▼
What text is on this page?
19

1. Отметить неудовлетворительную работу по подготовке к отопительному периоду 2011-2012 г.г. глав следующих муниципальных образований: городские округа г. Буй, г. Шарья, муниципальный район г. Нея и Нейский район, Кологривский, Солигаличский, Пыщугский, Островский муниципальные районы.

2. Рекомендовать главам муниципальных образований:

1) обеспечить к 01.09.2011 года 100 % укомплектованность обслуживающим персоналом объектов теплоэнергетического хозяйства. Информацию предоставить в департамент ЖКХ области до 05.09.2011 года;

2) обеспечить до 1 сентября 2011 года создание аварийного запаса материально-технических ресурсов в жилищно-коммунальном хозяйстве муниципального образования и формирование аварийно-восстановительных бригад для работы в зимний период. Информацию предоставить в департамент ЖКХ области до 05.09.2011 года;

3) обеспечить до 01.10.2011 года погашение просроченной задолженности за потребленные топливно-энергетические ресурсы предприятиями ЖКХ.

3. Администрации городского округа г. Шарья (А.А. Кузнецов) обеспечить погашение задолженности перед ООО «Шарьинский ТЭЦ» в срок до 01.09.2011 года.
▲
▼
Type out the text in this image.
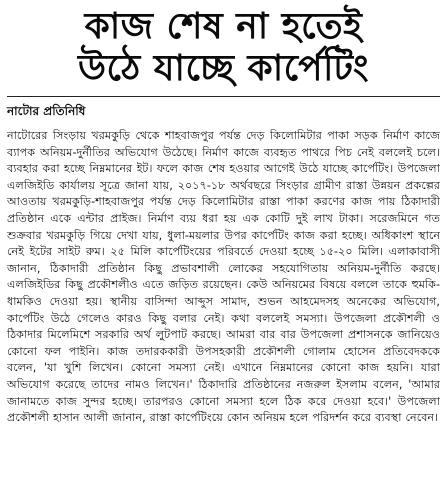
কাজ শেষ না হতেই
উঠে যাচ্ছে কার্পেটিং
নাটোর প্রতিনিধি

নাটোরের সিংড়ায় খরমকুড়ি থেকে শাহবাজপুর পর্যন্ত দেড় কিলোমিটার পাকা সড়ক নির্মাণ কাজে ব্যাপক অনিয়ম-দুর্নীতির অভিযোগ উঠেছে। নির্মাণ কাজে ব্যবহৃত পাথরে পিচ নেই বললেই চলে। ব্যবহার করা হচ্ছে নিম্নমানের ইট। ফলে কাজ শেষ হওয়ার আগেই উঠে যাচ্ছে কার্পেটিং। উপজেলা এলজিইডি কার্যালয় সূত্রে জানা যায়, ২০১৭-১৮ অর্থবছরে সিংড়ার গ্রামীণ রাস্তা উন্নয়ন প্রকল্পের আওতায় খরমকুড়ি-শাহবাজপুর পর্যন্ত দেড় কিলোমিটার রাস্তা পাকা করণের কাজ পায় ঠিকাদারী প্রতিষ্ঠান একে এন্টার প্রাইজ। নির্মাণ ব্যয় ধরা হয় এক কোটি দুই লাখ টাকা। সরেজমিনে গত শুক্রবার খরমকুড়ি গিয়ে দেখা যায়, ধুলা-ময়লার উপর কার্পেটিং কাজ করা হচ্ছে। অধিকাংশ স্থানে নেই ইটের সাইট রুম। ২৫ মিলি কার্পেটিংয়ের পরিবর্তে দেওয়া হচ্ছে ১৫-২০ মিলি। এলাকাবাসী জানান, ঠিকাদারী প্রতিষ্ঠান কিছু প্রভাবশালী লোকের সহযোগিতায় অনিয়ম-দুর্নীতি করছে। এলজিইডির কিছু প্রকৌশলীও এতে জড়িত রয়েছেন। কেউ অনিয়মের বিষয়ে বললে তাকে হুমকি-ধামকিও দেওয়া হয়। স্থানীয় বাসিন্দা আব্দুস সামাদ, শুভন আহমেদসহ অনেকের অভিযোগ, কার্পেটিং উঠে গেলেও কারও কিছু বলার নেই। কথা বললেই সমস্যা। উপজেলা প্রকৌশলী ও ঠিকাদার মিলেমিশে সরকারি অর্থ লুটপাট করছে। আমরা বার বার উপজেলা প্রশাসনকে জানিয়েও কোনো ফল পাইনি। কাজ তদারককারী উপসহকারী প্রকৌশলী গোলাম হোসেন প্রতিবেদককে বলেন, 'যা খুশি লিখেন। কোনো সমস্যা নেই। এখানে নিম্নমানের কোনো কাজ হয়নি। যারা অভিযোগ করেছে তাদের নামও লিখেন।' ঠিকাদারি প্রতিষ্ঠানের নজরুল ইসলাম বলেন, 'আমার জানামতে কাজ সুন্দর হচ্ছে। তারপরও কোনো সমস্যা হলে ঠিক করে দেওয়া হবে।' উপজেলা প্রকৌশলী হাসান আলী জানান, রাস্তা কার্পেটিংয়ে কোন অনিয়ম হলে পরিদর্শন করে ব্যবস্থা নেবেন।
▲
Where a line contains "образований", copy that line.

1. Отметить неудовлетворительную работу по подготовке к отопительному периоду 2011-2012 г.г. глав следующих муниципальных образований: городские округа г. Буй, г. Шарья, муниципальный район г. Нея и Нейский район, Кологривский, Солигаличский, Пыщугский, Островский муниципальные районы.
2. Рекомендовать главам муниципальных образований:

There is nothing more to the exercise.